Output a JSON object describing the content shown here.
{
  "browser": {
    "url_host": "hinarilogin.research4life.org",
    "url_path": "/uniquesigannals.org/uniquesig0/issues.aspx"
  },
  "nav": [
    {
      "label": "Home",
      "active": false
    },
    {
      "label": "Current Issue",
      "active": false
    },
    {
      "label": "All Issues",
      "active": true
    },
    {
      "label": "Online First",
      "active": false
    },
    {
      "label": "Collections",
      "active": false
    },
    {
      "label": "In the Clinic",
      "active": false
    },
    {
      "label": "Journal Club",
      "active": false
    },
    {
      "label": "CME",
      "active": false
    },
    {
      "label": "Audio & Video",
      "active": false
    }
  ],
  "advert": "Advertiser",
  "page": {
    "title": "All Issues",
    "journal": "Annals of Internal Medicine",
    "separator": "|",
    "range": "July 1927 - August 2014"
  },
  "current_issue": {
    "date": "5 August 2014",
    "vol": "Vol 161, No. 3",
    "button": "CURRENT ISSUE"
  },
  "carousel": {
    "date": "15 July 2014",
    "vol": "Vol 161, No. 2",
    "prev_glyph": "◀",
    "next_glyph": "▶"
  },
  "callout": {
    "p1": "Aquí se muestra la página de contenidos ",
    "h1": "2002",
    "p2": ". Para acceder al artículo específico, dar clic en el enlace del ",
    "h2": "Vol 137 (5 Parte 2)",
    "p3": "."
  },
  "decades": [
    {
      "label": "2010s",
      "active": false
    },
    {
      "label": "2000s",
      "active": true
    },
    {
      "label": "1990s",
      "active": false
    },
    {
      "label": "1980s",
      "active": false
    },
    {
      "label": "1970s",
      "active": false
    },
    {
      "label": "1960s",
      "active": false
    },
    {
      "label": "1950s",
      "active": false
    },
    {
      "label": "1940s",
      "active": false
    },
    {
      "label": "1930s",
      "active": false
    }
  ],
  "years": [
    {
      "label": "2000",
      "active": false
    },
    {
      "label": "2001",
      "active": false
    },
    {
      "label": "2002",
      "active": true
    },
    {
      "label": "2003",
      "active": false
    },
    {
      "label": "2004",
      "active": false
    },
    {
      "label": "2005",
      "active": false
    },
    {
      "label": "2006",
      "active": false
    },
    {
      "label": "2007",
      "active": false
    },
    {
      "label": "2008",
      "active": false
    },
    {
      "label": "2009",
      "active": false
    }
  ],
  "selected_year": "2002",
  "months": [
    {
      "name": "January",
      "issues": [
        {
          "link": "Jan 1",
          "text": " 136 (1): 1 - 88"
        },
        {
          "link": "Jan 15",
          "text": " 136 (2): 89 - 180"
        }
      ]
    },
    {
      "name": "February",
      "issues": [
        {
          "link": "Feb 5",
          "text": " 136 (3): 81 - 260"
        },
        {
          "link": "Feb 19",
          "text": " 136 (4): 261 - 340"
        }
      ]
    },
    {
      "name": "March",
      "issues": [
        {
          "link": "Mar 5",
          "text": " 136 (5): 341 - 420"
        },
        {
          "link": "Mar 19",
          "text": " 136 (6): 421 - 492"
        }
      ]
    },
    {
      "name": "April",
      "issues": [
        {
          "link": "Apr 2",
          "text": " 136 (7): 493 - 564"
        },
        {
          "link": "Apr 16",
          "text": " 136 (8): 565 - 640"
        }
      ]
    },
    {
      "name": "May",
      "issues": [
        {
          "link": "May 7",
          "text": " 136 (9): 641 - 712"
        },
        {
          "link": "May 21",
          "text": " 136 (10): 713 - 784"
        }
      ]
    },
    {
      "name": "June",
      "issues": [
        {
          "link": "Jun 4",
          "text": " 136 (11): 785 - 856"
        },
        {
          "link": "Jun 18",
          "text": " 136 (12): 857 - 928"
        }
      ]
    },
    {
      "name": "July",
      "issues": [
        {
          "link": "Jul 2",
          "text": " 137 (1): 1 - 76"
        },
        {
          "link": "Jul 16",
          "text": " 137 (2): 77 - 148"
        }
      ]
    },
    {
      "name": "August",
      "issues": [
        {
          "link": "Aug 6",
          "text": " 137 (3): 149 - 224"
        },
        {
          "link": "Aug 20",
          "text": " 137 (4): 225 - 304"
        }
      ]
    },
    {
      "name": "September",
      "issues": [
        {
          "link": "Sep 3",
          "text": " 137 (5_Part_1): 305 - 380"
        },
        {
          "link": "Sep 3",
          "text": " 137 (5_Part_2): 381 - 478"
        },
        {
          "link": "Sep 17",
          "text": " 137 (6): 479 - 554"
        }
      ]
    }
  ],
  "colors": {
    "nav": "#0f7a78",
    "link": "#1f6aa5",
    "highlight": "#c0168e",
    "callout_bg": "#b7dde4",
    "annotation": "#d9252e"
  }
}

================================

• _Task goal_:
Copy every record above exactly as it appears.

• _Full response_:
Output a JSON object describing the content shown here.
{
  "browser": {
    "url_host": "hinarilogin.research4life.org",
    "url_path": "/uniquesigannals.org/uniquesig0/issues.aspx"
  },
  "nav": [
    {
      "label": "Home",
      "active": false
    },
    {
      "label": "Current Issue",
      "active": false
    },
    {
      "label": "All Issues",
      "active": true
    },
    {
      "label": "Online First",
      "active": false
    },
    {
      "label": "Collections",
      "active": false
    },
    {
      "label": "In the Clinic",
      "active": false
    },
    {
      "label": "Journal Club",
      "active": false
    },
    {
      "label": "CME",
      "active": false
    },
    {
      "label": "Audio & Video",
      "active": false
    }
  ],
  "advert": "Advertiser",
  "page": {
    "title": "All Issues",
    "journal": "Annals of Internal Medicine",
    "separator": "|",
    "range": "July 1927 - August 2014"
  },
  "current_issue": {
    "date": "5 August 2014",
    "vol": "Vol 161, No. 3",
    "button": "CURRENT ISSUE"
  },
  "carousel": {
    "date": "15 July 2014",
    "vol": "Vol 161, No. 2",
    "prev_glyph": "◀",
    "next_glyph": "▶"
  },
  "callout": {
    "p1": "Aquí se muestra la página de contenidos ",
    "h1": "2002",
    "p2": ". Para acceder al artículo específico, dar clic en el enlace del ",
    "h2": "Vol 137 (5 Parte 2)",
    "p3": "."
  },
  "decades": [
    {
      "label": "2010s",
      "active": false
    },
    {
      "label": "2000s",
      "active": true
    },
    {
      "label": "1990s",
      "active": false
    },
    {
      "label": "1980s",
      "active": false
    },
    {
      "label": "1970s",
      "active": false
    },
    {
      "label": "1960s",
      "active": false
    },
    {
      "label": "1950s",
      "active": false
    },
    {
      "label": "1940s",
      "active": false
    },
    {
      "label": "1930s",
      "active": false
    }
  ],
  "years": [
    {
      "label": "2000",
      "active": false
    },
    {
      "label": "2001",
      "active": false
    },
    {
      "label": "2002",
      "active": true
    },
    {
      "label": "2003",
      "active": false
    },
    {
      "label": "2004",
      "active": false
    },
    {
      "label": "2005",
      "active": false
    },
    {
      "label": "2006",
      "active": false
    },
    {
      "label": "2007",
      "active": false
    },
    {
      "label": "2008",
      "active": false
    },
    {
      "label": "2009",
      "active": false
    }
  ],
  "selected_year": "2002",
  "months": [
    {
      "name": "January",
      "issues": [
        {
          "link": "Jan 1",
          "text": " 136 (1): 1 - 88"
        },
        {
          "link": "Jan 15",
          "text": " 136 (2): 89 - 180"
        }
      ]
    },
    {
      "name": "February",
      "issues": [
        {
          "link": "Feb 5",
          "text": " 136 (3): 81 - 260"
        },
        {
          "link": "Feb 19",
          "text": " 136 (4): 261 - 340"
        }
      ]
    },
    {
      "name": "March",
      "issues": [
        {
          "link": "Mar 5",
          "text": " 136 (5): 341 - 420"
        },
        {
          "link": "Mar 19",
          "text": " 136 (6): 421 - 492"
        }
      ]
    },
    {
      "name": "April",
      "issues": [
        {
          "link": "Apr 2",
          "text": " 136 (7): 493 - 564"
        },
        {
          "link": "Apr 16",
          "text": " 136 (8): 565 - 640"
        }
      ]
    },
    {
      "name": "May",
      "issues": [
        {
          "link": "May 7",
          "text": " 136 (9): 641 - 712"
        },
        {
          "link": "May 21",
          "text": " 136 (10): 713 - 784"
        }
      ]
    },
    {
      "name": "June",
      "issues": [
        {
          "link": "Jun 4",
          "text": " 136 (11): 785 - 856"
        },
        {
          "link": "Jun 18",
          "text": " 136 (12): 857 - 928"
        }
      ]
    },
    {
      "name": "July",
      "issues": [
        {
          "link": "Jul 2",
          "text": " 137 (1): 1 - 76"
        },
        {
          "link": "Jul 16",
          "text": " 137 (2): 77 - 148"
        }
      ]
    },
    {
      "name": "August",
      "issues": [
        {
          "link": "Aug 6",
          "text": " 137 (3): 149 - 224"
        },
        {
          "link": "Aug 20",
          "text": " 137 (4): 225 - 304"
        }
      ]
    },
    {
      "name": "September",
      "issues": [
        {
          "link": "Sep 3",
          "text": " 137 (5_Part_1): 305 - 380"
        },
        {
          "link": "Sep 3",
          "text": " 137 (5_Part_2): 381 - 478"
        },
        {
          "link": "Sep 17",
          "text": " 137 (6): 479 - 554"
        }
      ]
    }
  ],
  "colors": {
    "nav": "#0f7a78",
    "link": "#1f6aa5",
    "highlight": "#c0168e",
    "callout_bg": "#b7dde4",
    "annotation": "#d9252e"
  }
}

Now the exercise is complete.